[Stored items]
━━━━━━━━

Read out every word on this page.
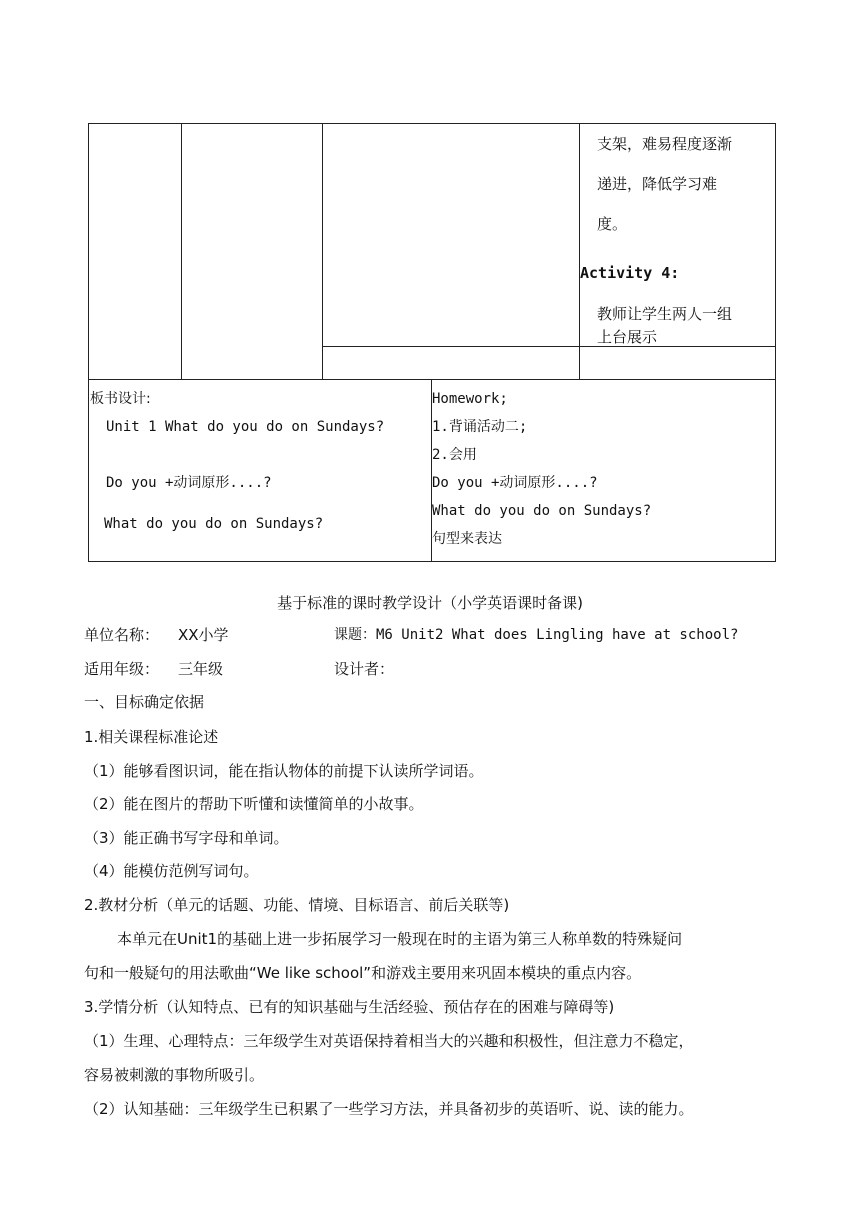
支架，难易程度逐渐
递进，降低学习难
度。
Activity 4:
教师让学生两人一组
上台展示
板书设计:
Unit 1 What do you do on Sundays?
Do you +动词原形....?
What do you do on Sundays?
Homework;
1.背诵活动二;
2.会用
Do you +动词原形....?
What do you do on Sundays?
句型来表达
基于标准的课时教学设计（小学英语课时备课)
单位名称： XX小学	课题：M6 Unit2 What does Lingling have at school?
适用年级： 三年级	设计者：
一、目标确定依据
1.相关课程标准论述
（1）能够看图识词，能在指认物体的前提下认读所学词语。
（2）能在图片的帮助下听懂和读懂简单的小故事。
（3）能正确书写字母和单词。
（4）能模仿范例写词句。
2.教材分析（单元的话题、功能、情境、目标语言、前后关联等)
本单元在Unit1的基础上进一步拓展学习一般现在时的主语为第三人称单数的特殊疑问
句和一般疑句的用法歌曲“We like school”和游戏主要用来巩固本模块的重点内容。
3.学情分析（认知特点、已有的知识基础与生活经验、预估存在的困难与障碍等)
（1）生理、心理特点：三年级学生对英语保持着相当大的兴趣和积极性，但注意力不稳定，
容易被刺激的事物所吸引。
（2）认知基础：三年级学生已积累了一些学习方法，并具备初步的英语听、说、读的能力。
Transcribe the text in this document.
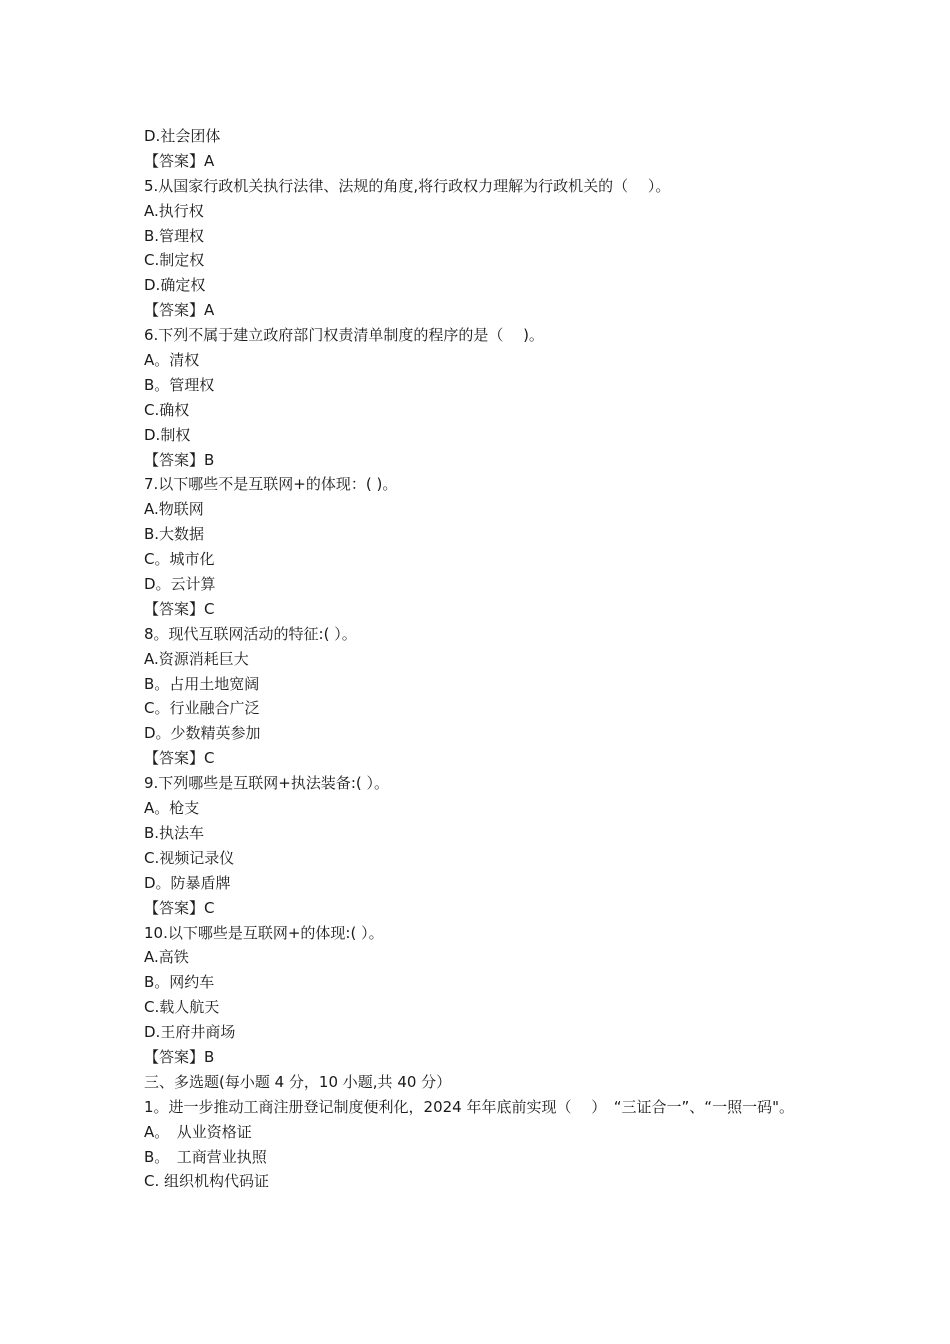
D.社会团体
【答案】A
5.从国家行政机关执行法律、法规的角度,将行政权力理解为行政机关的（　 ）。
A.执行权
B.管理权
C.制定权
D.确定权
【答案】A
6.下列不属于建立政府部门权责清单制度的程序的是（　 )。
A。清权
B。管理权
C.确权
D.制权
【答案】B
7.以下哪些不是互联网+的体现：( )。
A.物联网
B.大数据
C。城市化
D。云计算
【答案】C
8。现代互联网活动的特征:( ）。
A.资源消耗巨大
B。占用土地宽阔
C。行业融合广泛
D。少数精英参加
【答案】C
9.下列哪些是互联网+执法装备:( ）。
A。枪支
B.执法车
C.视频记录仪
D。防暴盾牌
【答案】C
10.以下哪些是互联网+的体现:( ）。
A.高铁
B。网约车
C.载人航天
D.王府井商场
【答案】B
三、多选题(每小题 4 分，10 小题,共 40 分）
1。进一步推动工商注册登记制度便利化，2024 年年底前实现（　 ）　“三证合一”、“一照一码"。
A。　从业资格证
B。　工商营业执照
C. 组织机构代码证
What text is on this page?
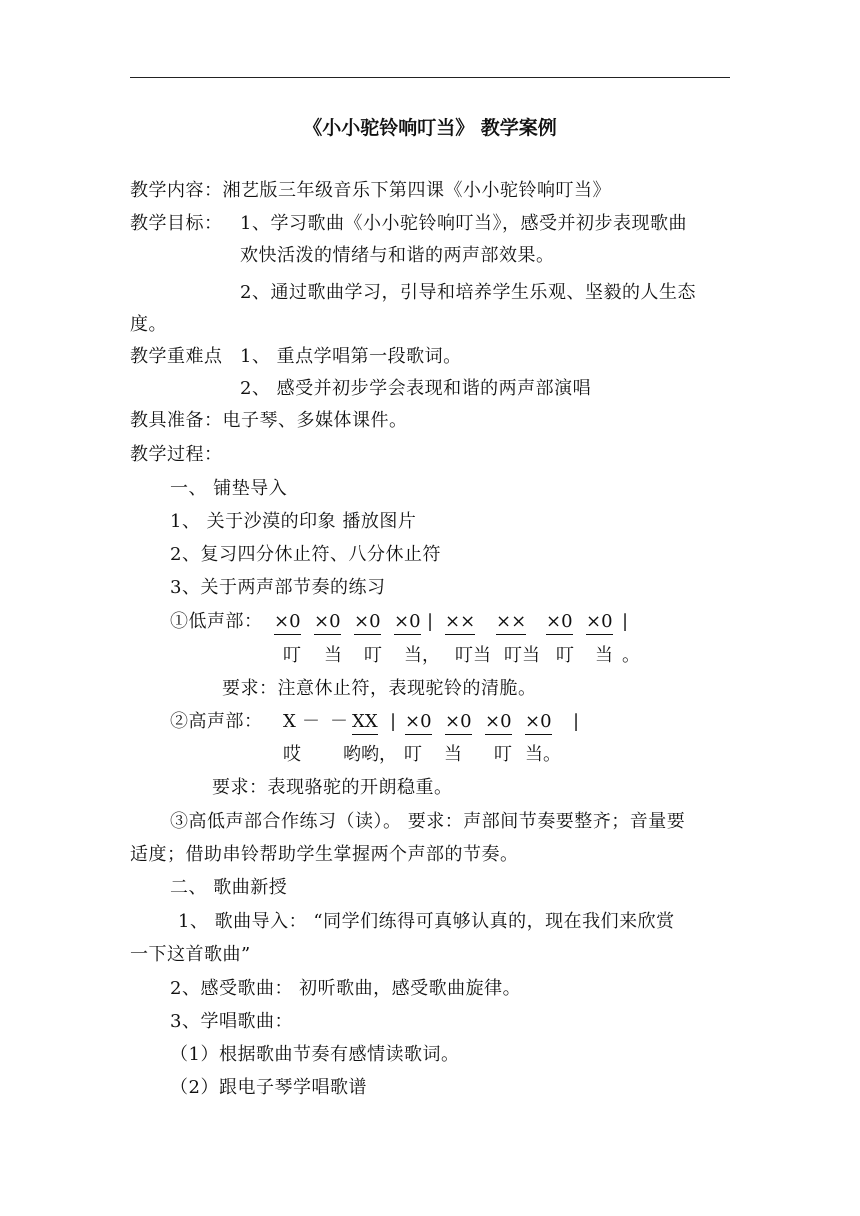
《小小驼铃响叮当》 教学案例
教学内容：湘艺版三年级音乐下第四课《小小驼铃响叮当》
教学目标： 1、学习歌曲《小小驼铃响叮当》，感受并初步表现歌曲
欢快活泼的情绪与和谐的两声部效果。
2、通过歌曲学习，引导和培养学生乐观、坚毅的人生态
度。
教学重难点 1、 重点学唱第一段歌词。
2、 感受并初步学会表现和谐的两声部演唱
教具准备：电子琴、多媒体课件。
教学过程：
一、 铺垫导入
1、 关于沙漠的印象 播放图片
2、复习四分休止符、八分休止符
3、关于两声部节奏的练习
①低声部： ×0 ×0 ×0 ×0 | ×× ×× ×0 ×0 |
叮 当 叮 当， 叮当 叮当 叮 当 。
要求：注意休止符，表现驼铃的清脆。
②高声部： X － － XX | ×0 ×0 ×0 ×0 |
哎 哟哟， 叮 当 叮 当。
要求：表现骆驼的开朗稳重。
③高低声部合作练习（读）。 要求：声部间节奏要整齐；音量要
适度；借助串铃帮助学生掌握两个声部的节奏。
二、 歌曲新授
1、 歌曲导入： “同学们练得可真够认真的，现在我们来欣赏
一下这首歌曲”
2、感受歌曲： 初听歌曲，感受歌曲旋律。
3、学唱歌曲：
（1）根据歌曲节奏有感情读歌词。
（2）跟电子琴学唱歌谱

━━━━━━━━

= Task requirements =
Among the records above, how many lines carry the string "text"? Reply with the number alone.

= Correct result =
2